**RECORD EXTRACTS**:

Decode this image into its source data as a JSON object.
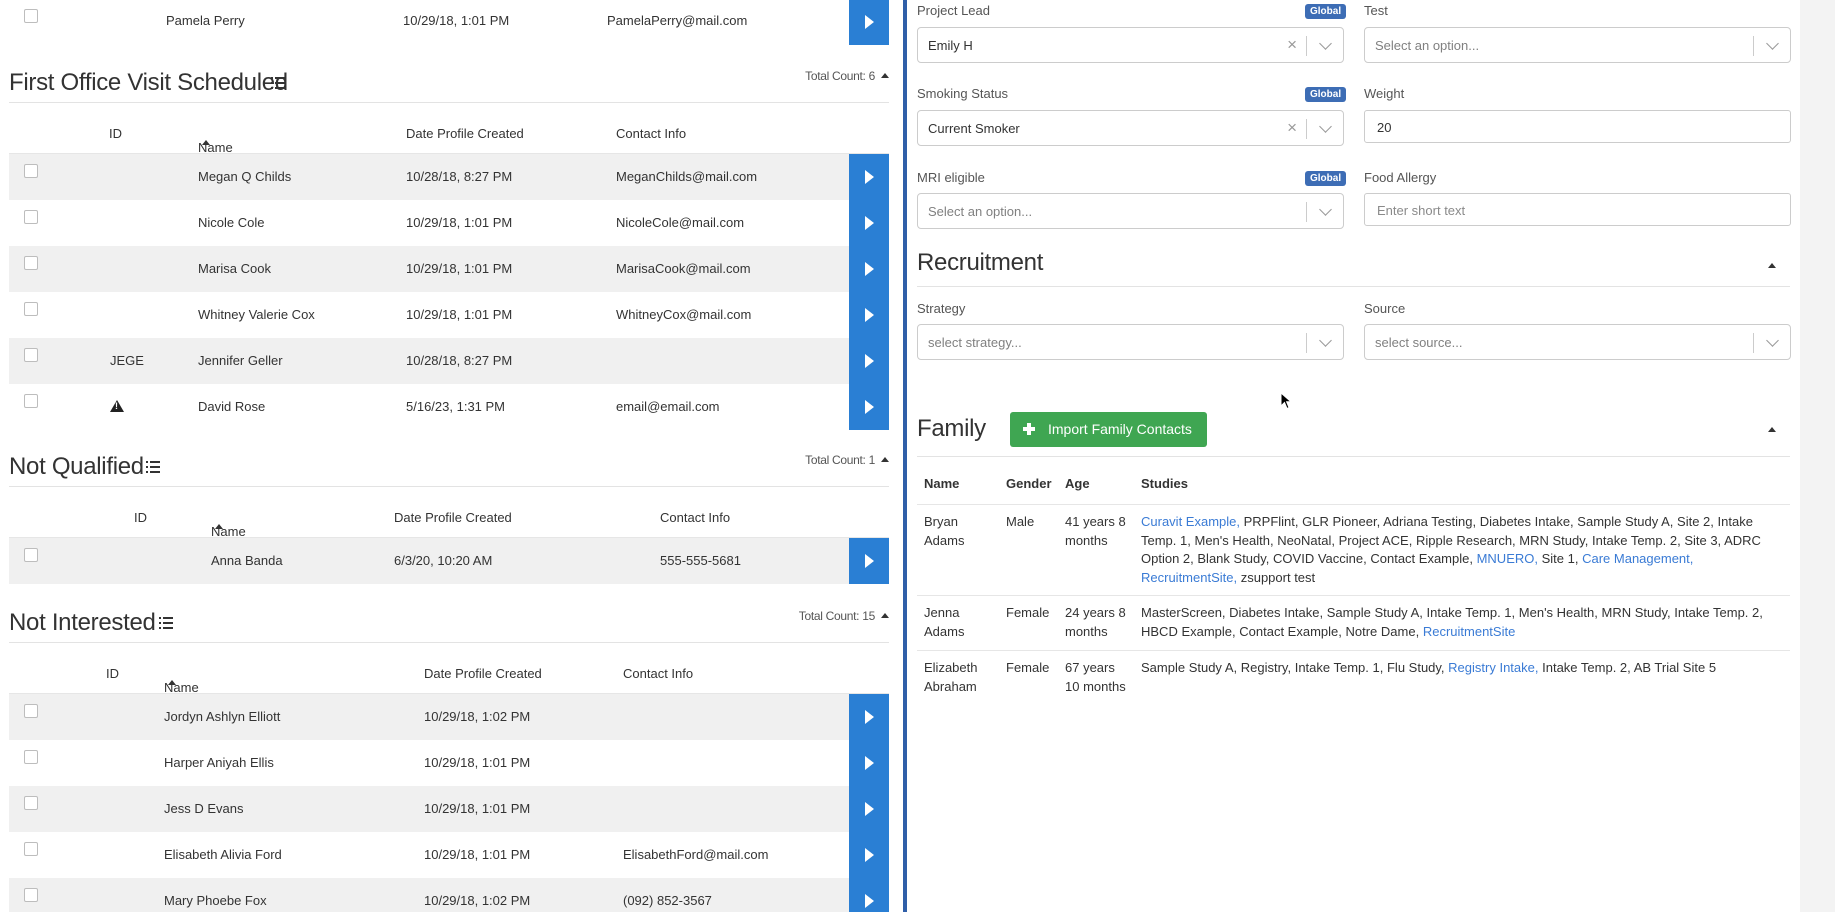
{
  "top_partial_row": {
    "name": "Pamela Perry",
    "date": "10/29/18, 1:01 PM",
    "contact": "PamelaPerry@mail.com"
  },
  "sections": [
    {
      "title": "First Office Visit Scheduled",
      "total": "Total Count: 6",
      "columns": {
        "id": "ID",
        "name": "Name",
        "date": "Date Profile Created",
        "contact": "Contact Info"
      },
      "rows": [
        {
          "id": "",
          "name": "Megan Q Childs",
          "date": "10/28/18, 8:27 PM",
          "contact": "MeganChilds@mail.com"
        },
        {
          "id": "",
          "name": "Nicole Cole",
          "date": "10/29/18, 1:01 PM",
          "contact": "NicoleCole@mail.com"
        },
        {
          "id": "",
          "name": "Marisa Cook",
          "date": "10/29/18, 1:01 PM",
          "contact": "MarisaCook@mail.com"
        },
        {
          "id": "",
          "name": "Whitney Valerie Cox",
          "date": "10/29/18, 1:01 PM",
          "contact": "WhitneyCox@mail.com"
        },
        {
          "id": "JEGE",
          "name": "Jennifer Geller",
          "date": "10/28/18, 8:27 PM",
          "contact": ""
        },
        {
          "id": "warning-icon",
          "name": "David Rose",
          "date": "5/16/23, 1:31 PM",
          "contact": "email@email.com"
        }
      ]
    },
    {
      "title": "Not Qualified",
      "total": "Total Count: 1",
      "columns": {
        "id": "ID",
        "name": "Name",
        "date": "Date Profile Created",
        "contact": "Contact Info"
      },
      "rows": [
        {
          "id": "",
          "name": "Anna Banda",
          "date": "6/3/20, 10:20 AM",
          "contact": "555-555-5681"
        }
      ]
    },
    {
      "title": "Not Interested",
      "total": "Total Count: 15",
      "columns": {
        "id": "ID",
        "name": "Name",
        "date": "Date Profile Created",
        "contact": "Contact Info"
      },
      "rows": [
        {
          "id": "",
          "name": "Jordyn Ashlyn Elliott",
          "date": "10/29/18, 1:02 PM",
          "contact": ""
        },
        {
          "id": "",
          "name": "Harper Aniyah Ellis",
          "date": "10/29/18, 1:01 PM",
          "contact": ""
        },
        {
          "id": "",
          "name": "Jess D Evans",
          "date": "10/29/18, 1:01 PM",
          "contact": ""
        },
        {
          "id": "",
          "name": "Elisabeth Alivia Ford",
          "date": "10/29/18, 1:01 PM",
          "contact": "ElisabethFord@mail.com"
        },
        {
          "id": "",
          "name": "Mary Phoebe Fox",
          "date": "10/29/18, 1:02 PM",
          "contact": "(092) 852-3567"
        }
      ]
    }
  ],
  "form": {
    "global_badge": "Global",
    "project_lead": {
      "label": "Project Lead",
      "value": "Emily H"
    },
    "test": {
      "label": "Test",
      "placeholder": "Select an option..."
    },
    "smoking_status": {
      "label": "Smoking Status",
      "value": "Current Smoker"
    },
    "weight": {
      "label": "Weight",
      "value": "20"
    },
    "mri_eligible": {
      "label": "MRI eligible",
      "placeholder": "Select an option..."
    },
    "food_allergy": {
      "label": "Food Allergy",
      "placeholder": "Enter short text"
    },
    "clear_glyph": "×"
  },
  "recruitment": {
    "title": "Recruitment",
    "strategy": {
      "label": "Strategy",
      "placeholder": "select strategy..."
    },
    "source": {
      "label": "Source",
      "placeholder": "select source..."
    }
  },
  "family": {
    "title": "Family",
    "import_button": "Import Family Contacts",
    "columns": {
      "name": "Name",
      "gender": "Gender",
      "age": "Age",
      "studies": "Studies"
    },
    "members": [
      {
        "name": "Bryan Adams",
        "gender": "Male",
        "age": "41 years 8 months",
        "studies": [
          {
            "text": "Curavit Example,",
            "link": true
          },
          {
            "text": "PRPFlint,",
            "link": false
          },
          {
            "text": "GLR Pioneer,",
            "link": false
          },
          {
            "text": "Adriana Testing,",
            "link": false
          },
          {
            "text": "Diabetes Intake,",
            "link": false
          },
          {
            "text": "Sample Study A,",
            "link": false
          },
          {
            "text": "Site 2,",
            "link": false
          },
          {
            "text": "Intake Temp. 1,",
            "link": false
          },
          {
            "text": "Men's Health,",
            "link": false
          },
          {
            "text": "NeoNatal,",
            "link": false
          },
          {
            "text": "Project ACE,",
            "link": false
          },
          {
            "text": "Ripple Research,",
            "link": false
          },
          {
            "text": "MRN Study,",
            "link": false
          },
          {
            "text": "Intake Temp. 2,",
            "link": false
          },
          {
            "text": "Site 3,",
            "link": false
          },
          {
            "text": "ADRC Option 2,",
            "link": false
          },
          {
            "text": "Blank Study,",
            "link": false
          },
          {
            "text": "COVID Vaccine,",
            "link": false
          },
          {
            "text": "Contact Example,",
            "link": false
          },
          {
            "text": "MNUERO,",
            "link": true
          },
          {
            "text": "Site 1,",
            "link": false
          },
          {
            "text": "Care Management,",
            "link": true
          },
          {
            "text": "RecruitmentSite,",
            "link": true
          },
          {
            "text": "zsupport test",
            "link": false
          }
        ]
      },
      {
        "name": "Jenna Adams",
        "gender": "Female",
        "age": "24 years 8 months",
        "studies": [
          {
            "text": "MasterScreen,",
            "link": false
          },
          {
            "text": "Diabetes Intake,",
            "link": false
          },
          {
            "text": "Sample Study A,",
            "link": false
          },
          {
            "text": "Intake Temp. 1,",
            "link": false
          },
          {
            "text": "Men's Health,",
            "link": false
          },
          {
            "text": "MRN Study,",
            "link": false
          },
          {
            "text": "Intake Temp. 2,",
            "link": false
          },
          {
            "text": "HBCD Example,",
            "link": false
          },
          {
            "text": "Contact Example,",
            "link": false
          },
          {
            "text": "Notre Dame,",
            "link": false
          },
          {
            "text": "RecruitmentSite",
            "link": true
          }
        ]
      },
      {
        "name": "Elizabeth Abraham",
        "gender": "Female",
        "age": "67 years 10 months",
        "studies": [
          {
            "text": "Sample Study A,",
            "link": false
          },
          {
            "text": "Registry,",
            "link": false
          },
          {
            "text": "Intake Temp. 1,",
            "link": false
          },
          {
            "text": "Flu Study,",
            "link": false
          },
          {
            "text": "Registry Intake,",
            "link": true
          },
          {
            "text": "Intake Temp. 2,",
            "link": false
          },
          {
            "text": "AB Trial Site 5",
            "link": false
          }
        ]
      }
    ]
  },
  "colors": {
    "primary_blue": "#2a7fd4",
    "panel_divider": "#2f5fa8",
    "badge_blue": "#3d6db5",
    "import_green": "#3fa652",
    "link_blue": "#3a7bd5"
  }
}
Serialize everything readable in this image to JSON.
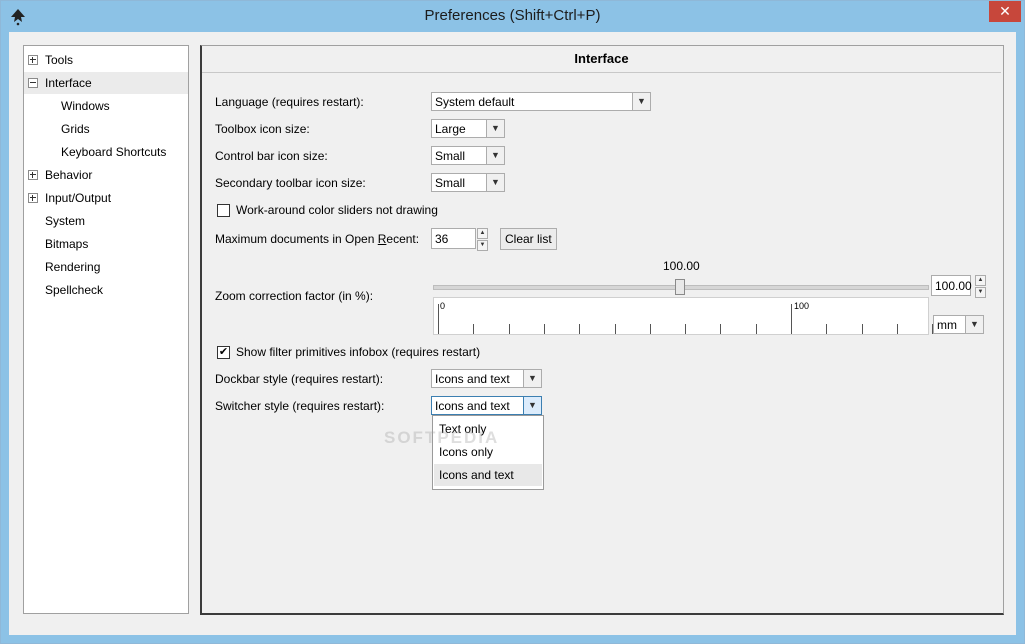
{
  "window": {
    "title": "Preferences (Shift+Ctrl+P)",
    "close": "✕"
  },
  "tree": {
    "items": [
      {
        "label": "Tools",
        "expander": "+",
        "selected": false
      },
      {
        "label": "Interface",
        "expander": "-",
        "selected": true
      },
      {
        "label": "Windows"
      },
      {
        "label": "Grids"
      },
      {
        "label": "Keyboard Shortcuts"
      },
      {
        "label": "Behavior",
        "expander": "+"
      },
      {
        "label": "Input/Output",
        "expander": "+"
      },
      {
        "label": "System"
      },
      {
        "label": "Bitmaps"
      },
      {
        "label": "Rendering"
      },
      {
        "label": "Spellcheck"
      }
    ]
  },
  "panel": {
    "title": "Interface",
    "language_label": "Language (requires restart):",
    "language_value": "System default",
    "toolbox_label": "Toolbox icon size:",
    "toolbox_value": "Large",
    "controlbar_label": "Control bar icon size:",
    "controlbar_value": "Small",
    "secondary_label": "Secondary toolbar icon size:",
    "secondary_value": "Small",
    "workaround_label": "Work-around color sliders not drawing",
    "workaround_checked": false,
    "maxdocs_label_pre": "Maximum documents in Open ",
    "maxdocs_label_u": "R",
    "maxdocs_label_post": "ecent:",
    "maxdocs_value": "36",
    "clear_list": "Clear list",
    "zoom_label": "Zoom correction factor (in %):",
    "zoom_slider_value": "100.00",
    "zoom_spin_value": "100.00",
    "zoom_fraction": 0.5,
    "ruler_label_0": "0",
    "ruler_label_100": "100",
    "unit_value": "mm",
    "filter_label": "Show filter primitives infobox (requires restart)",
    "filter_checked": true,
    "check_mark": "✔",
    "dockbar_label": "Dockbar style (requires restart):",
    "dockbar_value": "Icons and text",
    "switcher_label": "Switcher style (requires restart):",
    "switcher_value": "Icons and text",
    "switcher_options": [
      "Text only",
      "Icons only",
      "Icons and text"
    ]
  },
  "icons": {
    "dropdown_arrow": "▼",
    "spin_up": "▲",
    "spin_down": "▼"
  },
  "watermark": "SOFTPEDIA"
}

**SHORT TASK**:
Which lines in the listing above hold the word "restart"? Show each of them.

**ANSWER TO THIS TASK**:
    "language_label": "Language (requires restart):",
    "filter_label": "Show filter primitives infobox (requires restart)",
    "dockbar_label": "Dockbar style (requires restart):",
    "switcher_label": "Switcher style (requires restart):",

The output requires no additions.